-- start DATA ROWS --

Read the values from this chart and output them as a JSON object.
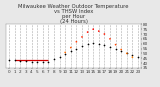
{
  "title": "Milwaukee Weather Outdoor Temperature\nvs THSW Index\nper Hour\n(24 Hours)",
  "background_color": "#e8e8e8",
  "plot_bg": "#ffffff",
  "hours": [
    0,
    1,
    2,
    3,
    4,
    5,
    6,
    7,
    8,
    9,
    10,
    11,
    12,
    13,
    14,
    15,
    16,
    17,
    18,
    19,
    20,
    21,
    22,
    23
  ],
  "temp_values": [
    43,
    43,
    42,
    42,
    41,
    41,
    41,
    41,
    44,
    46,
    49,
    52,
    55,
    58,
    60,
    61,
    60,
    59,
    57,
    54,
    52,
    50,
    48,
    46
  ],
  "thsw_values": [
    null,
    null,
    null,
    null,
    null,
    null,
    null,
    null,
    null,
    null,
    51,
    56,
    62,
    67,
    72,
    75,
    73,
    70,
    65,
    59,
    54,
    50,
    46,
    null
  ],
  "hline_y": 43,
  "hline_xstart": 1,
  "hline_xend": 7,
  "temp_color": "#000000",
  "line_color": "#cc0000",
  "ylim_min": 35,
  "ylim_max": 80,
  "yticks": [
    35,
    40,
    45,
    50,
    55,
    60,
    65,
    70,
    75,
    80
  ],
  "grid_color": "#aaaaaa",
  "title_fontsize": 3.8,
  "tick_fontsize": 3.0,
  "marker_size": 1.5
}
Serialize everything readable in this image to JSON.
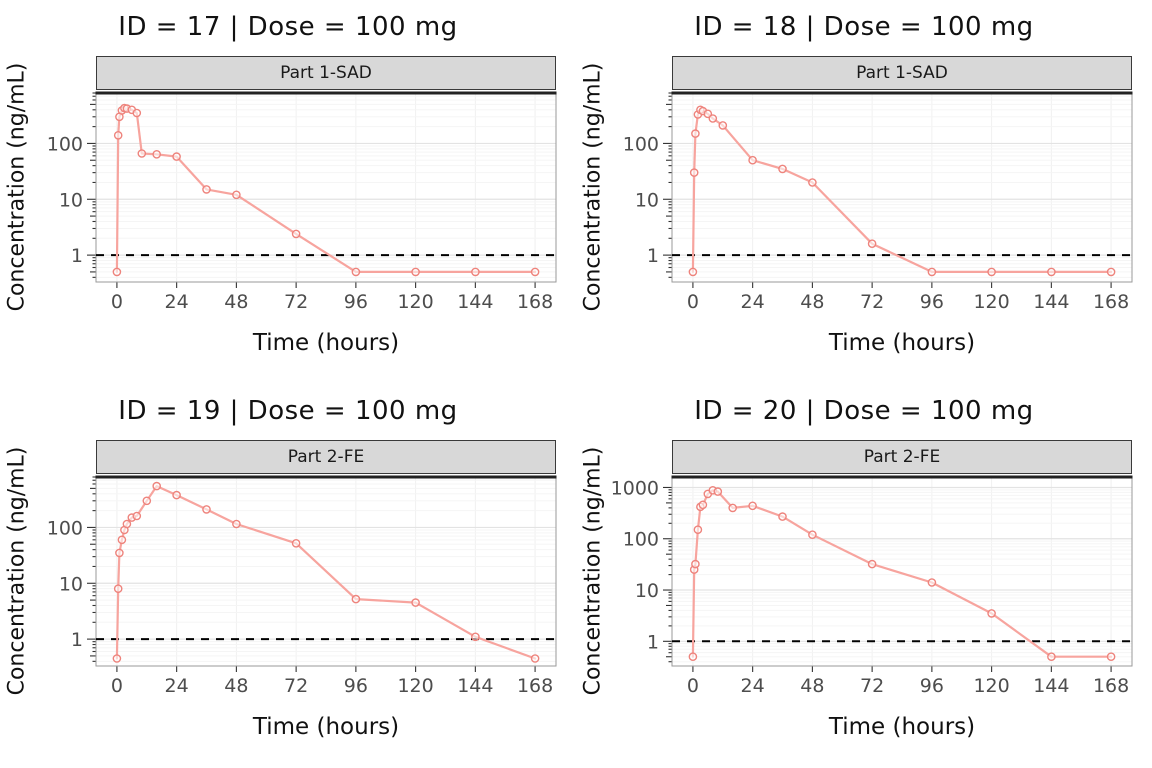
{
  "figure": {
    "background": "#ffffff",
    "strip_background": "#d8d8d8",
    "accent_color": "#f8766d"
  },
  "chart_data": [
    {
      "type": "line",
      "title": "ID = 17 | Dose = 100 mg",
      "facet": "Part 1-SAD",
      "xlabel": "Time (hours)",
      "ylabel": "Concentration (ng/mL)",
      "x_ticks": [
        0,
        24,
        48,
        72,
        96,
        120,
        144,
        168
      ],
      "y_ticks": [
        1,
        10,
        100
      ],
      "xlim": [
        -8.4,
        176.4
      ],
      "ylim": [
        0.33,
        800
      ],
      "y_scale": "log10",
      "lloq_line": 1,
      "grid": true,
      "legend": "none",
      "colors": {
        "line": "#f7a49e",
        "point": "#ee837c",
        "lloq": "#000000"
      },
      "series": [
        {
          "name": "concentration",
          "x": [
            0,
            0.5,
            1,
            2,
            3,
            4,
            6,
            8,
            10,
            16,
            24,
            36,
            48,
            72,
            96,
            120,
            144,
            168
          ],
          "y": [
            0.5,
            140,
            300,
            390,
            430,
            420,
            400,
            350,
            66,
            64,
            58,
            15,
            12,
            2.4,
            0.5,
            0.5,
            0.5,
            0.5
          ]
        }
      ]
    },
    {
      "type": "line",
      "title": "ID = 18 | Dose = 100 mg",
      "facet": "Part 1-SAD",
      "xlabel": "Time (hours)",
      "ylabel": "Concentration (ng/mL)",
      "x_ticks": [
        0,
        24,
        48,
        72,
        96,
        120,
        144,
        168
      ],
      "y_ticks": [
        1,
        10,
        100
      ],
      "xlim": [
        -8.4,
        176.4
      ],
      "ylim": [
        0.33,
        800
      ],
      "y_scale": "log10",
      "lloq_line": 1,
      "grid": true,
      "legend": "none",
      "colors": {
        "line": "#f7a49e",
        "point": "#ee837c",
        "lloq": "#000000"
      },
      "series": [
        {
          "name": "concentration",
          "x": [
            0,
            0.5,
            1,
            2,
            3,
            4,
            6,
            8,
            12,
            24,
            36,
            48,
            72,
            96,
            120,
            144,
            168
          ],
          "y": [
            0.5,
            30,
            150,
            330,
            400,
            380,
            340,
            280,
            210,
            50,
            35,
            20,
            1.6,
            0.5,
            0.5,
            0.5,
            0.5
          ]
        }
      ]
    },
    {
      "type": "line",
      "title": "ID = 19 | Dose = 100 mg",
      "facet": "Part 2-FE",
      "xlabel": "Time (hours)",
      "ylabel": "Concentration (ng/mL)",
      "x_ticks": [
        0,
        24,
        48,
        72,
        96,
        120,
        144,
        168
      ],
      "y_ticks": [
        1,
        10,
        100
      ],
      "xlim": [
        -8.4,
        176.4
      ],
      "ylim": [
        0.33,
        800
      ],
      "y_scale": "log10",
      "lloq_line": 1,
      "grid": true,
      "legend": "none",
      "colors": {
        "line": "#f7a49e",
        "point": "#ee837c",
        "lloq": "#000000"
      },
      "series": [
        {
          "name": "concentration",
          "x": [
            0,
            0.5,
            1,
            2,
            3,
            4,
            6,
            8,
            12,
            16,
            24,
            36,
            48,
            72,
            96,
            120,
            144,
            168
          ],
          "y": [
            0.45,
            8,
            35,
            60,
            90,
            115,
            150,
            160,
            300,
            550,
            380,
            210,
            115,
            52,
            5.2,
            4.5,
            1.1,
            0.45
          ]
        }
      ]
    },
    {
      "type": "line",
      "title": "ID = 20 | Dose = 100 mg",
      "facet": "Part 2-FE",
      "xlabel": "Time (hours)",
      "ylabel": "Concentration (ng/mL)",
      "x_ticks": [
        0,
        24,
        48,
        72,
        96,
        120,
        144,
        168
      ],
      "y_ticks": [
        1,
        10,
        100,
        1000
      ],
      "xlim": [
        -8.4,
        176.4
      ],
      "ylim": [
        0.33,
        1600
      ],
      "y_scale": "log10",
      "lloq_line": 1,
      "grid": true,
      "legend": "none",
      "colors": {
        "line": "#f7a49e",
        "point": "#ee837c",
        "lloq": "#000000"
      },
      "series": [
        {
          "name": "concentration",
          "x": [
            0,
            0.5,
            1,
            2,
            3,
            4,
            6,
            8,
            10,
            16,
            24,
            36,
            48,
            72,
            96,
            120,
            144,
            168
          ],
          "y": [
            0.5,
            25,
            32,
            150,
            420,
            460,
            750,
            880,
            830,
            400,
            440,
            270,
            120,
            32,
            14,
            3.5,
            0.5,
            0.5
          ]
        }
      ]
    }
  ]
}
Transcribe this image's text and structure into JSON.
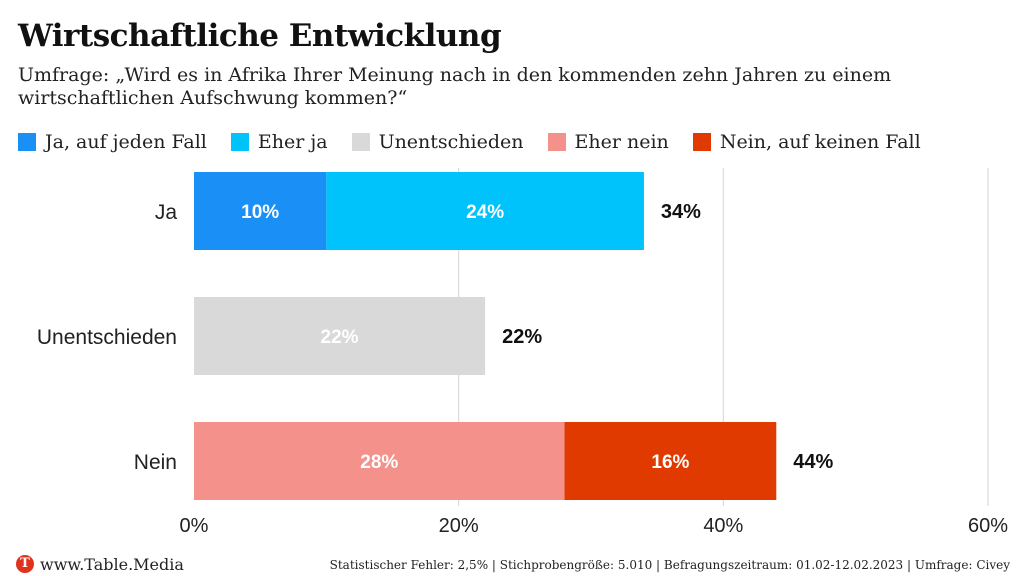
{
  "chart_data": {
    "type": "bar",
    "orientation": "horizontal",
    "stacked": true,
    "title": "Wirtschaftliche Entwicklung",
    "subtitle": "Umfrage: „Wird es in Afrika Ihrer Meinung nach in den kommenden zehn Jahren zu einem wirtschaftlichen Aufschwung kommen?“",
    "categories": [
      "Ja",
      "Unentschieden",
      "Nein"
    ],
    "series": [
      {
        "name": "Ja, auf jeden Fall",
        "color": "#1a8ff5",
        "values": [
          10,
          0,
          0
        ]
      },
      {
        "name": "Eher ja",
        "color": "#00c3fc",
        "values": [
          24,
          0,
          0
        ]
      },
      {
        "name": "Unentschieden",
        "color": "#d9d9d9",
        "values": [
          0,
          22,
          0
        ]
      },
      {
        "name": "Eher nein",
        "color": "#f4918a",
        "values": [
          0,
          0,
          28
        ]
      },
      {
        "name": "Nein, auf keinen Fall",
        "color": "#e03a00",
        "values": [
          0,
          0,
          16
        ]
      }
    ],
    "totals": [
      34,
      22,
      44
    ],
    "value_suffix": "%",
    "xlim": [
      0,
      60
    ],
    "xticks": [
      0,
      20,
      40,
      60
    ],
    "xtick_labels": [
      "0%",
      "20%",
      "40%",
      "60%"
    ],
    "grid": true,
    "legend_position": "top"
  },
  "footer": {
    "logo_letter": "T",
    "site": "www.Table.Media",
    "note": "Statistischer Fehler: 2,5% | Stichprobengröße: 5.010 | Befragungszeitraum: 01.02-12.02.2023 | Umfrage: Civey"
  }
}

-- end DATA ROWS --

● TASK STATEMENT
Look above for the line containing "Transcribe this image's"; output that line and all lines after it through the last one exactly, without the pictures.

● TASK ANSWER
Transcribe this image's text and structure into JSON.
{
  "chart_data": {
    "type": "bar",
    "orientation": "horizontal",
    "stacked": true,
    "title": "Wirtschaftliche Entwicklung",
    "subtitle": "Umfrage: „Wird es in Afrika Ihrer Meinung nach in den kommenden zehn Jahren zu einem wirtschaftlichen Aufschwung kommen?“",
    "categories": [
      "Ja",
      "Unentschieden",
      "Nein"
    ],
    "series": [
      {
        "name": "Ja, auf jeden Fall",
        "color": "#1a8ff5",
        "values": [
          10,
          0,
          0
        ]
      },
      {
        "name": "Eher ja",
        "color": "#00c3fc",
        "values": [
          24,
          0,
          0
        ]
      },
      {
        "name": "Unentschieden",
        "color": "#d9d9d9",
        "values": [
          0,
          22,
          0
        ]
      },
      {
        "name": "Eher nein",
        "color": "#f4918a",
        "values": [
          0,
          0,
          28
        ]
      },
      {
        "name": "Nein, auf keinen Fall",
        "color": "#e03a00",
        "values": [
          0,
          0,
          16
        ]
      }
    ],
    "totals": [
      34,
      22,
      44
    ],
    "value_suffix": "%",
    "xlim": [
      0,
      60
    ],
    "xticks": [
      0,
      20,
      40,
      60
    ],
    "xtick_labels": [
      "0%",
      "20%",
      "40%",
      "60%"
    ],
    "grid": true,
    "legend_position": "top"
  },
  "footer": {
    "logo_letter": "T",
    "site": "www.Table.Media",
    "note": "Statistischer Fehler: 2,5% | Stichprobengröße: 5.010 | Befragungszeitraum: 01.02-12.02.2023 | Umfrage: Civey"
  }
}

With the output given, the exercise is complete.